**Exercise:** Can you restate the records below word for word?

++++++++++

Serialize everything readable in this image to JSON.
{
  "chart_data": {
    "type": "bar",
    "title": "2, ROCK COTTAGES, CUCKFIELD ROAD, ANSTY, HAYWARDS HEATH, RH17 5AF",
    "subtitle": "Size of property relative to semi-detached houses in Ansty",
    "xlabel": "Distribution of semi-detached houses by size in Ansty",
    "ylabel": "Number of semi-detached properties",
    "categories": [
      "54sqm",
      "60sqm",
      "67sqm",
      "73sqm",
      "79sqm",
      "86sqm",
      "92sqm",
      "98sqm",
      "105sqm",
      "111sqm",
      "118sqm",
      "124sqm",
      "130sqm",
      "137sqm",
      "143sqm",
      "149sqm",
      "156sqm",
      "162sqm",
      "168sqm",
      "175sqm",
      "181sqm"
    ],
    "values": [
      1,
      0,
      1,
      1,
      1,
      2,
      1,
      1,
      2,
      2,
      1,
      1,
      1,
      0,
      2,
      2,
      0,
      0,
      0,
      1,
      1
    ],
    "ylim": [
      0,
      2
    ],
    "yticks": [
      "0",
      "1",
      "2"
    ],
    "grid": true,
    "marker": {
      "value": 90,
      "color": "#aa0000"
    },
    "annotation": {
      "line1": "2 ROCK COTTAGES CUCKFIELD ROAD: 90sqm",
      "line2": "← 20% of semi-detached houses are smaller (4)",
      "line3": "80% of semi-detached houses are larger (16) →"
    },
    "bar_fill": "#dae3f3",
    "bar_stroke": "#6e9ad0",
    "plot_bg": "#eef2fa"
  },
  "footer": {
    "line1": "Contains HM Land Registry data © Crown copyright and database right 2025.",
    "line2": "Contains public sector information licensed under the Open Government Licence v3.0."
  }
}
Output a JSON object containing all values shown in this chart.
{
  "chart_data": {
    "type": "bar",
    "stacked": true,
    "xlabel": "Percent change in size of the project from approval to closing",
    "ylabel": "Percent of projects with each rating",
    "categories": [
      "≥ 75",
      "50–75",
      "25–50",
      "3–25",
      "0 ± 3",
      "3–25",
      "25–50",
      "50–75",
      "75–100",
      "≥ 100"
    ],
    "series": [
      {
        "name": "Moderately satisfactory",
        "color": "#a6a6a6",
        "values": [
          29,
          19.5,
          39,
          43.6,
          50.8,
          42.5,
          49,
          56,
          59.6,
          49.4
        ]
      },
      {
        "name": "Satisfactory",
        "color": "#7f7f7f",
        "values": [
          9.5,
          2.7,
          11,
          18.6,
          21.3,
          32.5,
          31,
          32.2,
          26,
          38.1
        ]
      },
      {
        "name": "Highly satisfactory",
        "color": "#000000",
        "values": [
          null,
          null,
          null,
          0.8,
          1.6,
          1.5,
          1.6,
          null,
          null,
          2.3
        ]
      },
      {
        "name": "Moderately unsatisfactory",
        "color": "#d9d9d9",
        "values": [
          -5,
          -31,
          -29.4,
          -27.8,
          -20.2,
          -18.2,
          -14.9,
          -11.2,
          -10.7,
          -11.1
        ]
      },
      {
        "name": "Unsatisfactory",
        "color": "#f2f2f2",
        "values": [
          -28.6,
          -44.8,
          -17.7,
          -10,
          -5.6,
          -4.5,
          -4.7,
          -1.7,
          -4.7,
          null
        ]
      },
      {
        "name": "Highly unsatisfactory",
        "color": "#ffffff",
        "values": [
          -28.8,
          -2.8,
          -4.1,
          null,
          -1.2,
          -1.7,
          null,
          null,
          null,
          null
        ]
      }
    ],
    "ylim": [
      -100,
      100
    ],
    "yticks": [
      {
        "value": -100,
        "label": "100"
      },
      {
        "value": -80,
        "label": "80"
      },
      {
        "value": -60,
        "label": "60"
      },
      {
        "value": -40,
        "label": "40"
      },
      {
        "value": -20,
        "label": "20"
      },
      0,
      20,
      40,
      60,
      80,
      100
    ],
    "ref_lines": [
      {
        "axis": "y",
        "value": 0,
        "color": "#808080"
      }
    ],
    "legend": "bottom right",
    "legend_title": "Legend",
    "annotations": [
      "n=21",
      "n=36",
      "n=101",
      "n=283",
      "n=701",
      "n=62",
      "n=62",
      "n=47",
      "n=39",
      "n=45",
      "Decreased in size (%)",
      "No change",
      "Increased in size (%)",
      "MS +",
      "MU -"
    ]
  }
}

++++++++++

**Response to the exercise:**
Serialize everything readable in this image to JSON.
{
  "chart_data": {
    "type": "bar",
    "title": "2, ROCK COTTAGES, CUCKFIELD ROAD, ANSTY, HAYWARDS HEATH, RH17 5AF",
    "subtitle": "Size of property relative to semi-detached houses in Ansty",
    "xlabel": "Distribution of semi-detached houses by size in Ansty",
    "ylabel": "Number of semi-detached properties",
    "categories": [
      "54sqm",
      "60sqm",
      "67sqm",
      "73sqm",
      "79sqm",
      "86sqm",
      "92sqm",
      "98sqm",
      "105sqm",
      "111sqm",
      "118sqm",
      "124sqm",
      "130sqm",
      "137sqm",
      "143sqm",
      "149sqm",
      "156sqm",
      "162sqm",
      "168sqm",
      "175sqm",
      "181sqm"
    ],
    "values": [
      1,
      0,
      1,
      1,
      1,
      2,
      1,
      1,
      2,
      2,
      1,
      1,
      1,
      0,
      2,
      2,
      0,
      0,
      0,
      1,
      1
    ],
    "ylim": [
      0,
      2
    ],
    "yticks": [
      "0",
      "1",
      "2"
    ],
    "grid": true,
    "marker": {
      "value": 90,
      "color": "#aa0000"
    },
    "annotation": {
      "line1": "2 ROCK COTTAGES CUCKFIELD ROAD: 90sqm",
      "line2": "← 20% of semi-detached houses are smaller (4)",
      "line3": "80% of semi-detached houses are larger (16) →"
    },
    "bar_fill": "#dae3f3",
    "bar_stroke": "#6e9ad0",
    "plot_bg": "#eef2fa"
  },
  "footer": {
    "line1": "Contains HM Land Registry data © Crown copyright and database right 2025.",
    "line2": "Contains public sector information licensed under the Open Government Licence v3.0."
  }
}
Output a JSON object containing all values shown in this chart.
{
  "chart_data": {
    "type": "bar",
    "stacked": true,
    "xlabel": "Percent change in size of the project from approval to closing",
    "ylabel": "Percent of projects with each rating",
    "categories": [
      "≥ 75",
      "50–75",
      "25–50",
      "3–25",
      "0 ± 3",
      "3–25",
      "25–50",
      "50–75",
      "75–100",
      "≥ 100"
    ],
    "series": [
      {
        "name": "Moderately satisfactory",
        "color": "#a6a6a6",
        "values": [
          29,
          19.5,
          39,
          43.6,
          50.8,
          42.5,
          49,
          56,
          59.6,
          49.4
        ]
      },
      {
        "name": "Satisfactory",
        "color": "#7f7f7f",
        "values": [
          9.5,
          2.7,
          11,
          18.6,
          21.3,
          32.5,
          31,
          32.2,
          26,
          38.1
        ]
      },
      {
        "name": "Highly satisfactory",
        "color": "#000000",
        "values": [
          null,
          null,
          null,
          0.8,
          1.6,
          1.5,
          1.6,
          null,
          null,
          2.3
        ]
      },
      {
        "name": "Moderately unsatisfactory",
        "color": "#d9d9d9",
        "values": [
          -5,
          -31,
          -29.4,
          -27.8,
          -20.2,
          -18.2,
          -14.9,
          -11.2,
          -10.7,
          -11.1
        ]
      },
      {
        "name": "Unsatisfactory",
        "color": "#f2f2f2",
        "values": [
          -28.6,
          -44.8,
          -17.7,
          -10,
          -5.6,
          -4.5,
          -4.7,
          -1.7,
          -4.7,
          null
        ]
      },
      {
        "name": "Highly unsatisfactory",
        "color": "#ffffff",
        "values": [
          -28.8,
          -2.8,
          -4.1,
          null,
          -1.2,
          -1.7,
          null,
          null,
          null,
          null
        ]
      }
    ],
    "ylim": [
      -100,
      100
    ],
    "yticks": [
      {
        "value": -100,
        "label": "100"
      },
      {
        "value": -80,
        "label": "80"
      },
      {
        "value": -60,
        "label": "60"
      },
      {
        "value": -40,
        "label": "40"
      },
      {
        "value": -20,
        "label": "20"
      },
      0,
      20,
      40,
      60,
      80,
      100
    ],
    "ref_lines": [
      {
        "axis": "y",
        "value": 0,
        "color": "#808080"
      }
    ],
    "legend": "bottom right",
    "legend_title": "Legend",
    "annotations": [
      "n=21",
      "n=36",
      "n=101",
      "n=283",
      "n=701",
      "n=62",
      "n=62",
      "n=47",
      "n=39",
      "n=45",
      "Decreased in size (%)",
      "No change",
      "Increased in size (%)",
      "MS +",
      "MU -"
    ]
  }
}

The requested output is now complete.